*** Extracted entries

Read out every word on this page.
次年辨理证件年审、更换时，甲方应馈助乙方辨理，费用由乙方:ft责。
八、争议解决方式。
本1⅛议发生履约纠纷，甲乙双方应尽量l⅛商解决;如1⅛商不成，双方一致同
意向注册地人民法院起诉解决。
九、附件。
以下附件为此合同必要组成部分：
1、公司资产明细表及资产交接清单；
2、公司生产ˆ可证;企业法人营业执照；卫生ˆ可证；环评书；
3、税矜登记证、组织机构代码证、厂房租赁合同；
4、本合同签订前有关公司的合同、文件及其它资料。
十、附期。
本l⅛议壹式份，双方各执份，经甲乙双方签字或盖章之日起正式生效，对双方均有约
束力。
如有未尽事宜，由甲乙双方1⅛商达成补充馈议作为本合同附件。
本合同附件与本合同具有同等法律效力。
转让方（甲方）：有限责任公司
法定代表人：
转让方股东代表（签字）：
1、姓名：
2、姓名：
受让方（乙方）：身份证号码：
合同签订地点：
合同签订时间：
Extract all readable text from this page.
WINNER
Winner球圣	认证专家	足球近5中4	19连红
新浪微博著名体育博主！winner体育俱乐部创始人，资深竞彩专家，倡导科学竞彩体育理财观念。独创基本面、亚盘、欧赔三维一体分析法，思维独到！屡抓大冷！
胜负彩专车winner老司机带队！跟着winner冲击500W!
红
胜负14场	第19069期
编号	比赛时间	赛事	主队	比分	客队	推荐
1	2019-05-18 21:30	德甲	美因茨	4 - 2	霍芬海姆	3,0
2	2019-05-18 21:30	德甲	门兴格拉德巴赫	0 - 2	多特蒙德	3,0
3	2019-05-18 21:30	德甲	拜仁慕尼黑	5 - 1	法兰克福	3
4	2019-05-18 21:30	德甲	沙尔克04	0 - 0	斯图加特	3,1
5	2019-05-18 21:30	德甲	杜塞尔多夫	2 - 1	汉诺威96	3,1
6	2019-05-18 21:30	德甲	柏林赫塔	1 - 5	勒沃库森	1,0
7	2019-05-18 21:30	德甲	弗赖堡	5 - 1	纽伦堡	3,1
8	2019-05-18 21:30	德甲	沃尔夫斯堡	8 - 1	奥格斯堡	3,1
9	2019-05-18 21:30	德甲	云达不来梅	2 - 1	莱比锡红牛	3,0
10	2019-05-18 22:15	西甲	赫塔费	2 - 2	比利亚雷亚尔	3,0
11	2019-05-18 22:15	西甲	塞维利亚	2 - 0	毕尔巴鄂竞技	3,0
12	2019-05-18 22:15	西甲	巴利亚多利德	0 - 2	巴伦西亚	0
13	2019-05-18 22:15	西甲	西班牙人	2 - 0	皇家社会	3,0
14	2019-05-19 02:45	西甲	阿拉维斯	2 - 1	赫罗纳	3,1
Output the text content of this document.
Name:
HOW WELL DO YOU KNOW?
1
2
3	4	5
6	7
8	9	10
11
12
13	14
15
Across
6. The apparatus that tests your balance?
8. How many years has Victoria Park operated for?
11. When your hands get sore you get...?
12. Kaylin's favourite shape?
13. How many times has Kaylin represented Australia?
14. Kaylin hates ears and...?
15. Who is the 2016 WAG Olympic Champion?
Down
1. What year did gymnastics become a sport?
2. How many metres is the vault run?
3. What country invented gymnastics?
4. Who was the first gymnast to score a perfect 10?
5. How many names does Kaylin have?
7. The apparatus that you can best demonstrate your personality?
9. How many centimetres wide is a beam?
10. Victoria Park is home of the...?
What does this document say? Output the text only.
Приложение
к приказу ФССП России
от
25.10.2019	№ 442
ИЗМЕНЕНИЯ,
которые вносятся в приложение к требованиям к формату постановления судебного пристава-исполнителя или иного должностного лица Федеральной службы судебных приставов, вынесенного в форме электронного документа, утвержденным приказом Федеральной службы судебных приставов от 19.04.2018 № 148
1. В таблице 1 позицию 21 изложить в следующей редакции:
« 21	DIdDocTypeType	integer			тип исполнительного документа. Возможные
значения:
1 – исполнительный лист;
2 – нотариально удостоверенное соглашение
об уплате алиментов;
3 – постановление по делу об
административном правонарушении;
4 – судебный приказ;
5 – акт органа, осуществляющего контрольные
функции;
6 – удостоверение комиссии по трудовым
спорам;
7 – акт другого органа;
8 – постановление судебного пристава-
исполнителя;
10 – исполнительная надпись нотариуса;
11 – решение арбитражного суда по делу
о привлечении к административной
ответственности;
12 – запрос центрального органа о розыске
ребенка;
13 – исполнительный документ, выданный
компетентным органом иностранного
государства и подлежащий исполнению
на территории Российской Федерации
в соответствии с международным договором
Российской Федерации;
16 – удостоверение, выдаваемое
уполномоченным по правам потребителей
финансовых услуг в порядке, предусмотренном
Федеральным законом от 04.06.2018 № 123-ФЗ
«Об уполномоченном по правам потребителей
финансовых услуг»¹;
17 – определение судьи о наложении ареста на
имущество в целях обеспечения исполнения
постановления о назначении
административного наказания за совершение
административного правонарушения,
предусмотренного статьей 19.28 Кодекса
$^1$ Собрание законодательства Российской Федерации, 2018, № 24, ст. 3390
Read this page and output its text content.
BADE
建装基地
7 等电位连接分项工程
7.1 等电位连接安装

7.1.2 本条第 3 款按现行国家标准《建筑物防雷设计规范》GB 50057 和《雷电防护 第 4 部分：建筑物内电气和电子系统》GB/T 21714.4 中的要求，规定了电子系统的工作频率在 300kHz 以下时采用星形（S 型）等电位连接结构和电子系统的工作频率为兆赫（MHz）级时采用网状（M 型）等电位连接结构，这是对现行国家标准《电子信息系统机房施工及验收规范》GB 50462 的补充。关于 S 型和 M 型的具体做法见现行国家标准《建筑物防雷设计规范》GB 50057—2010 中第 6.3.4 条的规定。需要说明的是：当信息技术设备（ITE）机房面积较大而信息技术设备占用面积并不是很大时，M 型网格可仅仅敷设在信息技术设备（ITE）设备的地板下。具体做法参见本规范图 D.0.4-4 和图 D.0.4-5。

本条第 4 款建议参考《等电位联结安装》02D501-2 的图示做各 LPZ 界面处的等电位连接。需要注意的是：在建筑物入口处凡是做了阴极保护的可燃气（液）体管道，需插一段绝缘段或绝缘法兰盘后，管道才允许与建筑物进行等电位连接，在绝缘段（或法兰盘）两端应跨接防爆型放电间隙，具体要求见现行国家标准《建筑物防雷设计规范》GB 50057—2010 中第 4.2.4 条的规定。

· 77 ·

******

*Short problem*:
Your task is to reproduce the whole listing exactly.

*Exercise answer*:
Read out every word on this page.
次年辨理证件年审、更换时，甲方应馈助乙方辨理，费用由乙方:ft责。
八、争议解决方式。
本1⅛议发生履约纠纷，甲乙双方应尽量l⅛商解决;如1⅛商不成，双方一致同
意向注册地人民法院起诉解决。
九、附件。
以下附件为此合同必要组成部分：
1、公司资产明细表及资产交接清单；
2、公司生产ˆ可证;企业法人营业执照；卫生ˆ可证；环评书；
3、税矜登记证、组织机构代码证、厂房租赁合同；
4、本合同签订前有关公司的合同、文件及其它资料。
十、附期。
本l⅛议壹式份，双方各执份，经甲乙双方签字或盖章之日起正式生效，对双方均有约
束力。
如有未尽事宜，由甲乙双方1⅛商达成补充馈议作为本合同附件。
本合同附件与本合同具有同等法律效力。
转让方（甲方）：有限责任公司
法定代表人：
转让方股东代表（签字）：
1、姓名：
2、姓名：
受让方（乙方）：身份证号码：
合同签订地点：
合同签订时间：
Extract all readable text from this page.
WINNER
Winner球圣	认证专家	足球近5中4	19连红
新浪微博著名体育博主！winner体育俱乐部创始人，资深竞彩专家，倡导科学竞彩体育理财观念。独创基本面、亚盘、欧赔三维一体分析法，思维独到！屡抓大冷！
胜负彩专车winner老司机带队！跟着winner冲击500W!
红
胜负14场	第19069期
编号	比赛时间	赛事	主队	比分	客队	推荐
1	2019-05-18 21:30	德甲	美因茨	4 - 2	霍芬海姆	3,0
2	2019-05-18 21:30	德甲	门兴格拉德巴赫	0 - 2	多特蒙德	3,0
3	2019-05-18 21:30	德甲	拜仁慕尼黑	5 - 1	法兰克福	3
4	2019-05-18 21:30	德甲	沙尔克04	0 - 0	斯图加特	3,1
5	2019-05-18 21:30	德甲	杜塞尔多夫	2 - 1	汉诺威96	3,1
6	2019-05-18 21:30	德甲	柏林赫塔	1 - 5	勒沃库森	1,0
7	2019-05-18 21:30	德甲	弗赖堡	5 - 1	纽伦堡	3,1
8	2019-05-18 21:30	德甲	沃尔夫斯堡	8 - 1	奥格斯堡	3,1
9	2019-05-18 21:30	德甲	云达不来梅	2 - 1	莱比锡红牛	3,0
10	2019-05-18 22:15	西甲	赫塔费	2 - 2	比利亚雷亚尔	3,0
11	2019-05-18 22:15	西甲	塞维利亚	2 - 0	毕尔巴鄂竞技	3,0
12	2019-05-18 22:15	西甲	巴利亚多利德	0 - 2	巴伦西亚	0
13	2019-05-18 22:15	西甲	西班牙人	2 - 0	皇家社会	3,0
14	2019-05-19 02:45	西甲	阿拉维斯	2 - 1	赫罗纳	3,1
Output the text content of this document.
Name:
HOW WELL DO YOU KNOW?
1
2
3	4	5
6	7
8	9	10
11
12
13	14
15
Across
6. The apparatus that tests your balance?
8. How many years has Victoria Park operated for?
11. When your hands get sore you get...?
12. Kaylin's favourite shape?
13. How many times has Kaylin represented Australia?
14. Kaylin hates ears and...?
15. Who is the 2016 WAG Olympic Champion?
Down
1. What year did gymnastics become a sport?
2. How many metres is the vault run?
3. What country invented gymnastics?
4. Who was the first gymnast to score a perfect 10?
5. How many names does Kaylin have?
7. The apparatus that you can best demonstrate your personality?
9. How many centimetres wide is a beam?
10. Victoria Park is home of the...?
What does this document say? Output the text only.
Приложение
к приказу ФССП России
от
25.10.2019	№ 442
ИЗМЕНЕНИЯ,
которые вносятся в приложение к требованиям к формату постановления судебного пристава-исполнителя или иного должностного лица Федеральной службы судебных приставов, вынесенного в форме электронного документа, утвержденным приказом Федеральной службы судебных приставов от 19.04.2018 № 148
1. В таблице 1 позицию 21 изложить в следующей редакции:
« 21	DIdDocTypeType	integer			тип исполнительного документа. Возможные
значения:
1 – исполнительный лист;
2 – нотариально удостоверенное соглашение
об уплате алиментов;
3 – постановление по делу об
административном правонарушении;
4 – судебный приказ;
5 – акт органа, осуществляющего контрольные
функции;
6 – удостоверение комиссии по трудовым
спорам;
7 – акт другого органа;
8 – постановление судебного пристава-
исполнителя;
10 – исполнительная надпись нотариуса;
11 – решение арбитражного суда по делу
о привлечении к административной
ответственности;
12 – запрос центрального органа о розыске
ребенка;
13 – исполнительный документ, выданный
компетентным органом иностранного
государства и подлежащий исполнению
на территории Российской Федерации
в соответствии с международным договором
Российской Федерации;
16 – удостоверение, выдаваемое
уполномоченным по правам потребителей
финансовых услуг в порядке, предусмотренном
Федеральным законом от 04.06.2018 № 123-ФЗ
«Об уполномоченном по правам потребителей
финансовых услуг»¹;
17 – определение судьи о наложении ареста на
имущество в целях обеспечения исполнения
постановления о назначении
административного наказания за совершение
административного правонарушения,
предусмотренного статьей 19.28 Кодекса
$^1$ Собрание законодательства Российской Федерации, 2018, № 24, ст. 3390
Read this page and output its text content.
BADE
建装基地
7 等电位连接分项工程
7.1 等电位连接安装

7.1.2 本条第 3 款按现行国家标准《建筑物防雷设计规范》GB 50057 和《雷电防护 第 4 部分：建筑物内电气和电子系统》GB/T 21714.4 中的要求，规定了电子系统的工作频率在 300kHz 以下时采用星形（S 型）等电位连接结构和电子系统的工作频率为兆赫（MHz）级时采用网状（M 型）等电位连接结构，这是对现行国家标准《电子信息系统机房施工及验收规范》GB 50462 的补充。关于 S 型和 M 型的具体做法见现行国家标准《建筑物防雷设计规范》GB 50057—2010 中第 6.3.4 条的规定。需要说明的是：当信息技术设备（ITE）机房面积较大而信息技术设备占用面积并不是很大时，M 型网格可仅仅敷设在信息技术设备（ITE）设备的地板下。具体做法参见本规范图 D.0.4-4 和图 D.0.4-5。

本条第 4 款建议参考《等电位联结安装》02D501-2 的图示做各 LPZ 界面处的等电位连接。需要注意的是：在建筑物入口处凡是做了阴极保护的可燃气（液）体管道，需插一段绝缘段或绝缘法兰盘后，管道才允许与建筑物进行等电位连接，在绝缘段（或法兰盘）两端应跨接防爆型放电间隙，具体要求见现行国家标准《建筑物防雷设计规范》GB 50057—2010 中第 4.2.4 条的规定。

· 77 ·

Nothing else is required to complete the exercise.